start

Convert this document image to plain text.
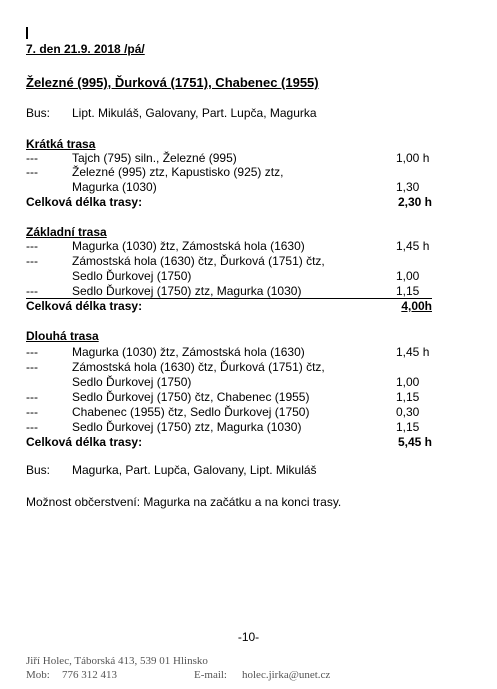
7. den 21.9. 2018 /pá/
Železné (995), Ďurková (1751), Chabenec (1955)
Bus: Lipt. Mikuláš, Galovany, Part. Lupča, Magurka
Krátká trasa
---	Tajch (795) siln., Železné (995)	1,00 h
---	Železné (995) ztz, Kapustisko (925) ztz,
Magurka (1030)	1,30
Celková délka trasy:	2,30 h
Základní trasa
---	Magurka (1030) žtz, Zámostská hola (1630)	1,45 h
---	Zámostská hola (1630) čtz, Ďurková (1751) čtz,
Sedlo Ďurkovej (1750)	1,00
---	Sedlo Ďurkovej (1750) ztz, Magurka (1030)	1,15
Celková délka trasy:	4,00h
Dlouhá trasa
---	Magurka (1030) žtz, Zámostská hola (1630)	1,45 h
---	Zámostská hola (1630) čtz, Ďurková (1751) čtz,
Sedlo Ďurkovej (1750)	1,00
---	Sedlo Ďurkovej (1750) čtz, Chabenec (1955)	1,15
---	Chabenec (1955) čtz, Sedlo Ďurkovej (1750)	0,30
---	Sedlo Ďurkovej (1750) ztz, Magurka (1030)	1,15
Celková délka trasy:	5,45 h
Bus: Magurka, Part. Lupča, Galovany, Lipt. Mikuláš
Možnost občerstvení: Magurka na začátku a na konci trasy.
-10-
Jiří Holec, Táborská 413, 539 01 Hlinsko
Mob: 776 312 413	E-mail: holec.jirka@unet.cz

end

TASK REQUIREMENTS - Copy every single line of the material above that holds "trasy".

THE COMPLETED TASK -
Celková délka trasy:	2,30 h
Celková délka trasy:	4,00h
Celková délka trasy:	5,45 h
Možnost občerstvení: Magurka na začátku a na konci trasy.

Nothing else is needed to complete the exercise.